Exercise objective
Write out the data below in full, unchanged, minus the images.

Given records
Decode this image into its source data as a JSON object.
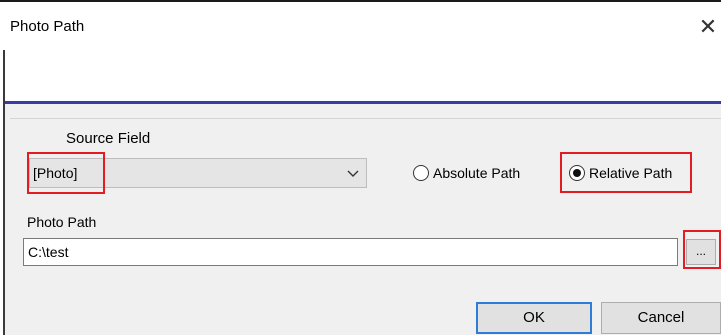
{
  "window": {
    "title": "Photo Path",
    "close_glyph": "✕"
  },
  "source": {
    "label": "Source Field",
    "value": "[Photo]"
  },
  "path_type": {
    "absolute_label": "Absolute Path",
    "relative_label": "Relative Path",
    "selected": "relative"
  },
  "photo_path": {
    "label": "Photo Path",
    "value": "C:\\test",
    "browse_label": "..."
  },
  "buttons": {
    "ok": "OK",
    "cancel": "Cancel"
  },
  "colors": {
    "highlight": "#e31b23",
    "header_rule": "#3b3ba6",
    "default_button_border": "#2f7cd6"
  }
}
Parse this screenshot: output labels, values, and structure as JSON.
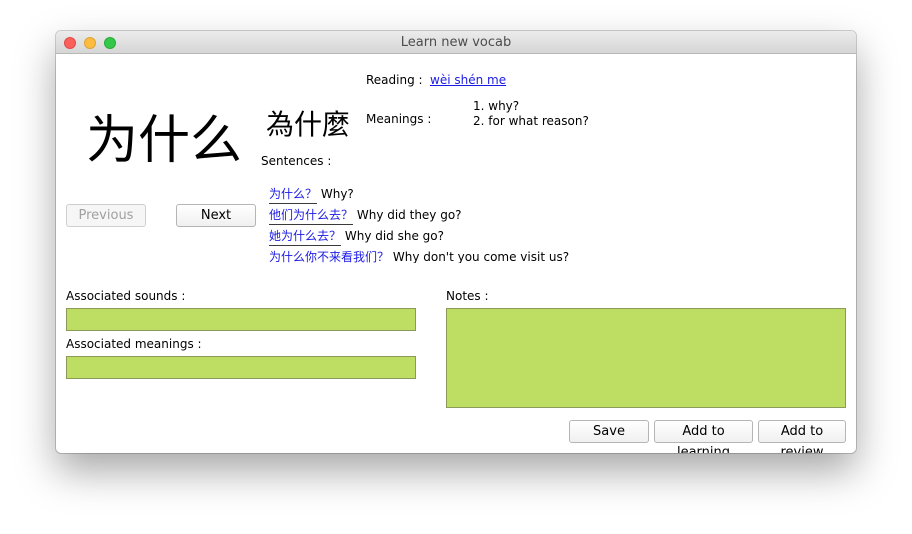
{
  "window": {
    "title": "Learn new vocab"
  },
  "word": {
    "simplified": "为什么",
    "traditional": "為什麼",
    "reading_label": "Reading :",
    "reading": "wèi shén me",
    "meanings_label": "Meanings :",
    "meanings": [
      "1. why?",
      "2. for what reason?"
    ],
    "sentences_label": "Sentences :",
    "sentences": [
      {
        "cn": "为什么？",
        "en": "Why?"
      },
      {
        "cn": "他们为什么去？",
        "en": "Why did they go?"
      },
      {
        "cn": "她为什么去？",
        "en": "Why did she go?"
      },
      {
        "cn": "为什么你不来看我们？",
        "en": "Why don't you come visit us?"
      }
    ]
  },
  "nav": {
    "previous_label": "Previous",
    "next_label": "Next"
  },
  "form": {
    "sounds_label": "Associated sounds :",
    "sounds_value": "",
    "meanings_label": "Associated meanings :",
    "meanings_value": "",
    "notes_label": "Notes :",
    "notes_value": ""
  },
  "actions": {
    "save_label": "Save",
    "add_learning_label": "Add to learning",
    "add_review_label": "Add to review"
  },
  "colors": {
    "field_fill": "#bede63",
    "link": "#1a1ae6",
    "close": "#fc605c",
    "minimize": "#fdbc40",
    "maximize": "#34c84a"
  }
}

Written response
Decode this image into its source data as a JSON object.
{
  "window": {
    "title": "Photo Path",
    "close_glyph": "✕"
  },
  "source": {
    "label": "Source Field",
    "value": "[Photo]"
  },
  "path_type": {
    "absolute_label": "Absolute Path",
    "relative_label": "Relative Path",
    "selected": "relative"
  },
  "photo_path": {
    "label": "Photo Path",
    "value": "C:\\test",
    "browse_label": "..."
  },
  "buttons": {
    "ok": "OK",
    "cancel": "Cancel"
  },
  "colors": {
    "highlight": "#e31b23",
    "header_rule": "#3b3ba6",
    "default_button_border": "#2f7cd6"
  }
}
Parse this screenshot: output labels, values, and structure as JSON.
{
  "window": {
    "title": "Learn new vocab"
  },
  "word": {
    "simplified": "为什么",
    "traditional": "為什麼",
    "reading_label": "Reading :",
    "reading": "wèi shén me",
    "meanings_label": "Meanings :",
    "meanings": [
      "1. why?",
      "2. for what reason?"
    ],
    "sentences_label": "Sentences :",
    "sentences": [
      {
        "cn": "为什么？",
        "en": "Why?"
      },
      {
        "cn": "他们为什么去？",
        "en": "Why did they go?"
      },
      {
        "cn": "她为什么去？",
        "en": "Why did she go?"
      },
      {
        "cn": "为什么你不来看我们？",
        "en": "Why don't you come visit us?"
      }
    ]
  },
  "nav": {
    "previous_label": "Previous",
    "next_label": "Next"
  },
  "form": {
    "sounds_label": "Associated sounds :",
    "sounds_value": "",
    "meanings_label": "Associated meanings :",
    "meanings_value": "",
    "notes_label": "Notes :",
    "notes_value": ""
  },
  "actions": {
    "save_label": "Save",
    "add_learning_label": "Add to learning",
    "add_review_label": "Add to review"
  },
  "colors": {
    "field_fill": "#bede63",
    "link": "#1a1ae6",
    "close": "#fc605c",
    "minimize": "#fdbc40",
    "maximize": "#34c84a"
  }
}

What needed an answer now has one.